But it was his fourth example that garnered fierce backlash on social media.

"The DOGE team unwittingly canceled some of the most famous, long-running, and useful studies in all of education research," wrote Buck. "This is truly disheartening."

This included the High School and Beyond Longitudinal Study; the Early Childhood Longitudinal Study, Kindergarten Class of 2022-23; Trends in International Mathematics and Science Study (TIMSS) 2023; and The School Survey on Crime and Safety.

"If there’s anything the federal government can do well, it is to collect national statistics on how we’re doing as a nation. DOGE is trying to cancel many such efforts for no apparent reason," he said.

"This seems bad @stuartbuck1," replied Jason Crawford, founder of the Roots of Progress Institute.

"Utter vandalism," former MSNBC host Mehdi Hasan remarked on X.

"This is absolutely ridiculous," replied Adam Ozimek, chief economist at Economic Innovation Group. "And it is what happens when you judge a program in 15 seconds with zero content knowledge based on a description in a single database. This is not government reform."

Ozimek added in a separate post: "What is the cost of letting large numbers of people in the conservative movement be red-pilled into thinking that the government only gets in the way and provides no useful functions? We are living it. Those who know better, speak up."

——

## Stated task 1
Reproduce the part of the passage about the canceled education studies, starting with "This included the" and going on through "of Progress Institute.".
The rows are unrelated to the passage about the canceled education studies.

## Given entries
——

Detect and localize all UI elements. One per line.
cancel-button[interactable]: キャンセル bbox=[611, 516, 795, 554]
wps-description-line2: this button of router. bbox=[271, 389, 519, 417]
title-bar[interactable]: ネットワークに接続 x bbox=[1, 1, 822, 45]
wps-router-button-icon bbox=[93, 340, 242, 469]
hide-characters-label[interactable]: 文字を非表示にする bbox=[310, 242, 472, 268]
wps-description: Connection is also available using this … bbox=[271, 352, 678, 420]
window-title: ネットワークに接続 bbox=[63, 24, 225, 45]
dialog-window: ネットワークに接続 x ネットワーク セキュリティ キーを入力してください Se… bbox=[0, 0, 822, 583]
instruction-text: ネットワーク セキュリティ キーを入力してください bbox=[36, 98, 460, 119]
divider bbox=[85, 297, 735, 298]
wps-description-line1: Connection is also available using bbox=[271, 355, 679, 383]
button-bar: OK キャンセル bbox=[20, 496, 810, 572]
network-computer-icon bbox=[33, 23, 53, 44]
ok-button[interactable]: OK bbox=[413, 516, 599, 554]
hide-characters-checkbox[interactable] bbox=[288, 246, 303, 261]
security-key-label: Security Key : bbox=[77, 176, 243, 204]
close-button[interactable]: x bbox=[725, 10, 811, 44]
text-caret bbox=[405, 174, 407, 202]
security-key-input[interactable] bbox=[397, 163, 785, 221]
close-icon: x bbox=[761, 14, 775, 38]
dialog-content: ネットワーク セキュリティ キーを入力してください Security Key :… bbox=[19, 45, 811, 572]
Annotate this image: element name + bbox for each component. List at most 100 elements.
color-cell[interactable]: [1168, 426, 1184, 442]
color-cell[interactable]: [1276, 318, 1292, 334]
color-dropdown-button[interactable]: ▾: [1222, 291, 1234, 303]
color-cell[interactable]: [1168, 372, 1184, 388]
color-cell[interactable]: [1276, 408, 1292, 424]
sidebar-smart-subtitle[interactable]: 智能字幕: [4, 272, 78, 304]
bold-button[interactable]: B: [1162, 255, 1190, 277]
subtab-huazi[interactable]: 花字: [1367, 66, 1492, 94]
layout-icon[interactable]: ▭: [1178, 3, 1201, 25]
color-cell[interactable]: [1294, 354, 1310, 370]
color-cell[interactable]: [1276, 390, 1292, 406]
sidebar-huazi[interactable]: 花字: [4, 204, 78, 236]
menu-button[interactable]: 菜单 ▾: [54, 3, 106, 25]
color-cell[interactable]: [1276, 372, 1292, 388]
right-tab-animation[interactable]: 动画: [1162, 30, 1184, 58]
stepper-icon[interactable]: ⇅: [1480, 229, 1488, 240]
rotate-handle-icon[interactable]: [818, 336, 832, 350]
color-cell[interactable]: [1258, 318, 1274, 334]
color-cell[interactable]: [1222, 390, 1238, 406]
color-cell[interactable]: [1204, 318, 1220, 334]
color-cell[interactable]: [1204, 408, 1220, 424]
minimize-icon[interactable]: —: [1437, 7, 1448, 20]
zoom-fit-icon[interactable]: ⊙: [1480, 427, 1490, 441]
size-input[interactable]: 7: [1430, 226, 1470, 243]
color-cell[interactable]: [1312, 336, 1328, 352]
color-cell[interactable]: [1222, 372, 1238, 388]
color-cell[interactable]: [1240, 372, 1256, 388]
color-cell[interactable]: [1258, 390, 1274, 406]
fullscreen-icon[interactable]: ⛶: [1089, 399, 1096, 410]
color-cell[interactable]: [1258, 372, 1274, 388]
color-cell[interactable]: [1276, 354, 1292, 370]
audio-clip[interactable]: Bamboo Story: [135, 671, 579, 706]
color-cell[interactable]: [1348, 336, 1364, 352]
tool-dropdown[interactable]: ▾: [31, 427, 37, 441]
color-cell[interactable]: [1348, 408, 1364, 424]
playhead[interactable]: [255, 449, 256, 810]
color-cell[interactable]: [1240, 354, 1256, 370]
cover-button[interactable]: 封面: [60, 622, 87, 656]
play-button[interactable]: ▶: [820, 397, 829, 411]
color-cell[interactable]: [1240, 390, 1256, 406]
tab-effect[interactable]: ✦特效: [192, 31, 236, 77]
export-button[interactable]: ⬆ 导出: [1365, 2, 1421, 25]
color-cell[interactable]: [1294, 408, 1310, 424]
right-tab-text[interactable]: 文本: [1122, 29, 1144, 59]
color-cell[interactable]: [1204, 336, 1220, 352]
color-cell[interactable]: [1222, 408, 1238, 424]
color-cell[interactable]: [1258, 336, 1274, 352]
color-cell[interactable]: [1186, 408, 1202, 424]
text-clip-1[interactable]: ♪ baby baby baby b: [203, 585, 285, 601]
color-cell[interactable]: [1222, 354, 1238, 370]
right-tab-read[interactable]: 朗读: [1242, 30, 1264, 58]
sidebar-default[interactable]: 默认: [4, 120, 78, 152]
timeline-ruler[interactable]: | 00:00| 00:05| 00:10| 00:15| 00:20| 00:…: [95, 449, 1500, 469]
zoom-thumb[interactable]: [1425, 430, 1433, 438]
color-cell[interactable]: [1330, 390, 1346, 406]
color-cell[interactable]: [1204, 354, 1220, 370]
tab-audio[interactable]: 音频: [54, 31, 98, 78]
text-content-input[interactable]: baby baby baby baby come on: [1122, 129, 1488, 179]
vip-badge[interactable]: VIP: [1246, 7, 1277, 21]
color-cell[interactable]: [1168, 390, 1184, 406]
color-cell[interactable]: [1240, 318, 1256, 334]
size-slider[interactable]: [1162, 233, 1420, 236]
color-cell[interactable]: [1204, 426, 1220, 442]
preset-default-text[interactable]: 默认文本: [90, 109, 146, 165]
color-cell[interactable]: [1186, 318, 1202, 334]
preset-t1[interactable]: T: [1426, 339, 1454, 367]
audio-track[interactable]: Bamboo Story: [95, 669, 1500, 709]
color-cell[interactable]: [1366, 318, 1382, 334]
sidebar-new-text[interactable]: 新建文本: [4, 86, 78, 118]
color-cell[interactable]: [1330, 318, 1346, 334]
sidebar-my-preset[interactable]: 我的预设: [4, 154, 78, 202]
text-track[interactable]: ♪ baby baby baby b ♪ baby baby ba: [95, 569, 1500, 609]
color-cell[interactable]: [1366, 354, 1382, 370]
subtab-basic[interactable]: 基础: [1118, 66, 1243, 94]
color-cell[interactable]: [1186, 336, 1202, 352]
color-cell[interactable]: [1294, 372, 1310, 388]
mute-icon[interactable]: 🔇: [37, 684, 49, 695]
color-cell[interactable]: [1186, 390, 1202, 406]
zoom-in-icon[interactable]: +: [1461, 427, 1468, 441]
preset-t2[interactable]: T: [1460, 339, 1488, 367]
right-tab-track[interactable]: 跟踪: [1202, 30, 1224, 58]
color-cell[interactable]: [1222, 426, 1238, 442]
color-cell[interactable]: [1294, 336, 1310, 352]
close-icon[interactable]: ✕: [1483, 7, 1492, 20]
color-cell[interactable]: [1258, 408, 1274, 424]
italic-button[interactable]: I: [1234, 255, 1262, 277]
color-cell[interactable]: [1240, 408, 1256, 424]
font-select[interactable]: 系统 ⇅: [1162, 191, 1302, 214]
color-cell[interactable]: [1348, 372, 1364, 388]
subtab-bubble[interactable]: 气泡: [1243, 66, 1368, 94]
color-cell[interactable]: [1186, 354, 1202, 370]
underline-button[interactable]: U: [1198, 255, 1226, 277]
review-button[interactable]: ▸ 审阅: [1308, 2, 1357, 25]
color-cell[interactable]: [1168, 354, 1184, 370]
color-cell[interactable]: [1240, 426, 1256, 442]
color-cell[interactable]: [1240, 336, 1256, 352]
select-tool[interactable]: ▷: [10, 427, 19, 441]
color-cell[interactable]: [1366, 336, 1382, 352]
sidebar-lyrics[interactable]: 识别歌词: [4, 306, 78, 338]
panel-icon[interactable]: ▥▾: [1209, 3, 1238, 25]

——

## Stated task 2
Write out the rows word for word, starting with the first row and going on through the row that contains "security-key-label: Security Key", with both ends included.

## Task response 1
This included the High School and Beyond Longitudinal Study; the Early Childhood Longitudinal Study, Kindergarten Class of 2022-23; Trends in International Mathematics and Science Study (TIMSS) 2023; and The School Survey on Crime and Safety.

"If there’s anything the federal government can do well, it is to collect national statistics on how we’re doing as a nation. DOGE is trying to cancel many such efforts for no apparent reason," he said.

"This seems bad @stuartbuck1," replied Jason Crawford, founder of the Roots of Progress Institute.

## Task response 2
Detect and localize all UI elements. One per line.
cancel-button[interactable]: キャンセル bbox=[611, 516, 795, 554]
wps-description-line2: this button of router. bbox=[271, 389, 519, 417]
title-bar[interactable]: ネットワークに接続 x bbox=[1, 1, 822, 45]
wps-router-button-icon bbox=[93, 340, 242, 469]
hide-characters-label[interactable]: 文字を非表示にする bbox=[310, 242, 472, 268]
wps-description: Connection is also available using this … bbox=[271, 352, 678, 420]
window-title: ネットワークに接続 bbox=[63, 24, 225, 45]
dialog-window: ネットワークに接続 x ネットワーク セキュリティ キーを入力してください Se… bbox=[0, 0, 822, 583]
instruction-text: ネットワーク セキュリティ キーを入力してください bbox=[36, 98, 460, 119]
divider bbox=[85, 297, 735, 298]
wps-description-line1: Connection is also available using bbox=[271, 355, 679, 383]
button-bar: OK キャンセル bbox=[20, 496, 810, 572]
network-computer-icon bbox=[33, 23, 53, 44]
ok-button[interactable]: OK bbox=[413, 516, 599, 554]
hide-characters-checkbox[interactable] bbox=[288, 246, 303, 261]
security-key-label: Security Key : bbox=[77, 176, 243, 204]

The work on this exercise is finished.